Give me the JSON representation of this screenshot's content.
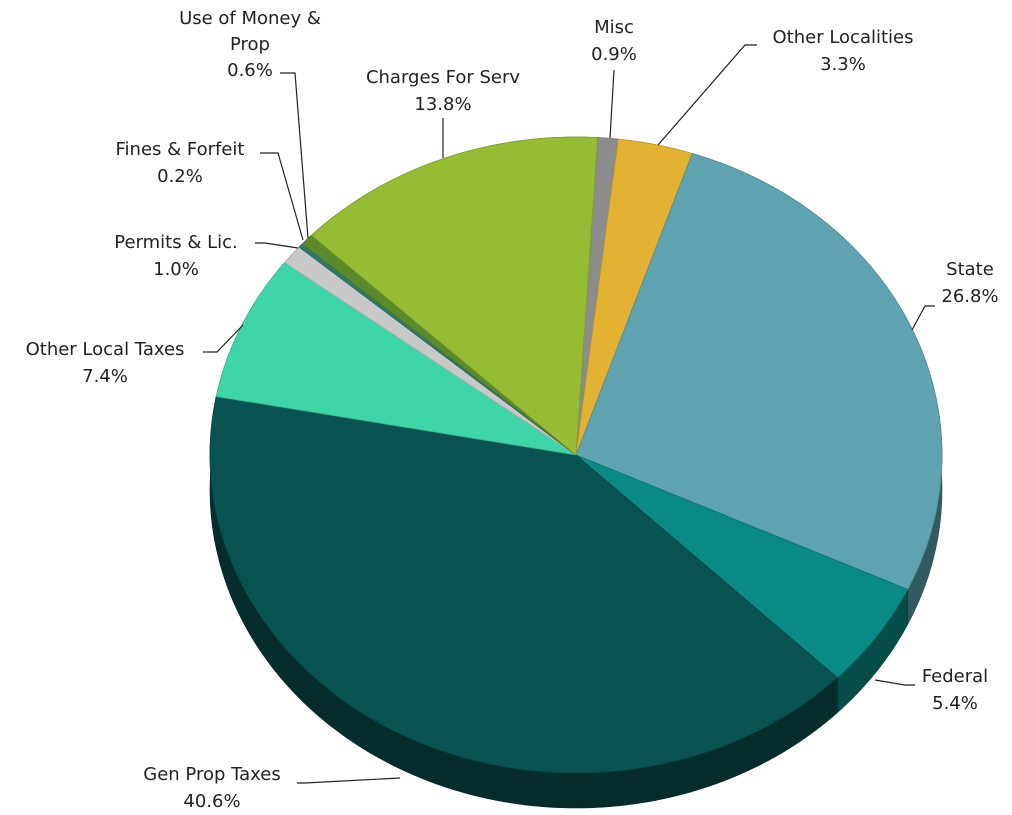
{
  "chart_data": {
    "type": "pie",
    "categories": [
      "Misc",
      "Other Localities",
      "State",
      "Federal",
      "Gen Prop Taxes",
      "Other Local Taxes",
      "Permits & Lic.",
      "Fines & Forfeit",
      "Use of Money & Prop",
      "Charges For Serv"
    ],
    "values": [
      0.9,
      3.3,
      26.8,
      5.4,
      40.6,
      7.4,
      1.0,
      0.2,
      0.6,
      13.8
    ],
    "value_labels": [
      "0.9%",
      "3.3%",
      "26.8%",
      "5.4%",
      "40.6%",
      "7.4%",
      "1.0%",
      "0.2%",
      "0.6%",
      "13.8%"
    ],
    "colors": [
      "#8c8c8c",
      "#e3b232",
      "#5fa3b0",
      "#0a8a85",
      "#08524f",
      "#3ed6a8",
      "#c8c8c8",
      "#2a7a70",
      "#5a8a2a",
      "#96bc33"
    ]
  }
}
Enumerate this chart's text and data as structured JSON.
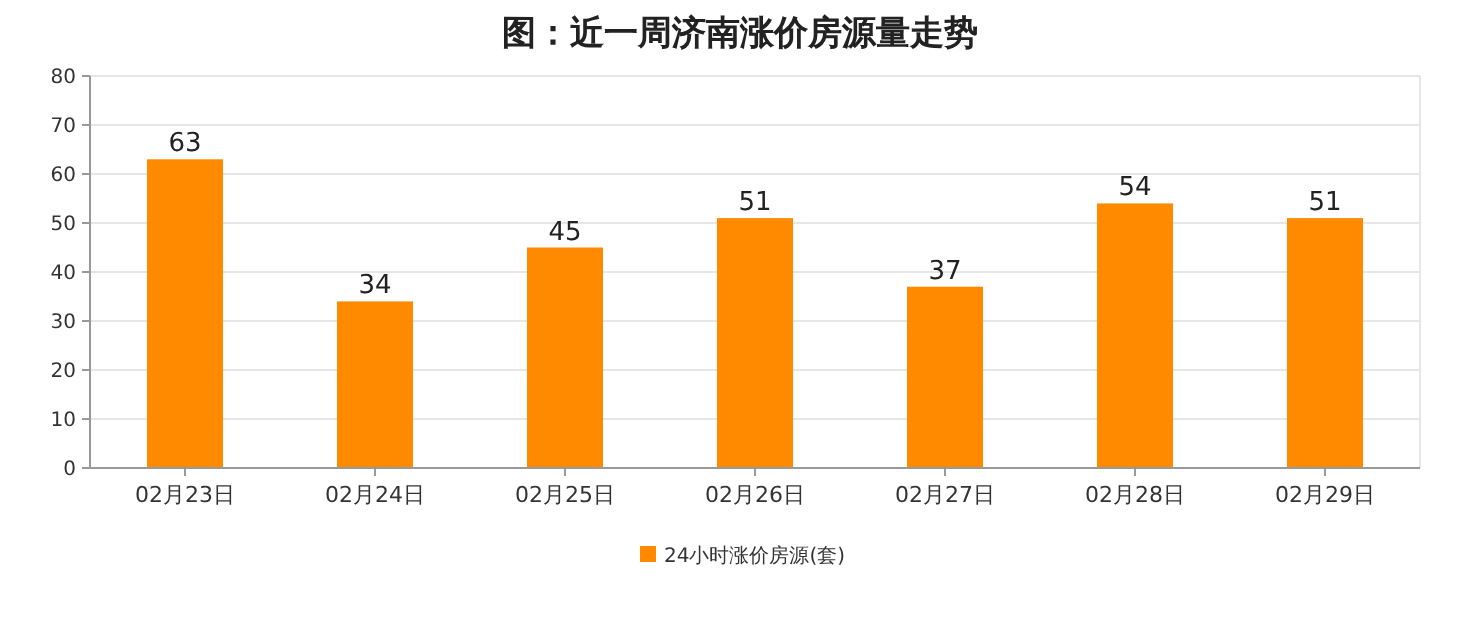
{
  "chart_data": {
    "type": "bar",
    "title": "图：近一周济南涨价房源量走势",
    "categories": [
      "02月23日",
      "02月24日",
      "02月25日",
      "02月26日",
      "02月27日",
      "02月28日",
      "02月29日"
    ],
    "series": [
      {
        "name": "24小时涨价房源(套)",
        "color": "#ff8a00",
        "values": [
          63,
          34,
          45,
          51,
          37,
          54,
          51
        ]
      }
    ],
    "ylim": [
      0,
      80
    ],
    "yticks": [
      0,
      10,
      20,
      30,
      40,
      50,
      60,
      70,
      80
    ],
    "grid": "y",
    "legend": "bottom",
    "data_labels": true
  }
}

• Aim of the exercise: Report each line of the material above where the word "Other" appears.

• The answer:
      "Other Localities",
      "Other Local Taxes",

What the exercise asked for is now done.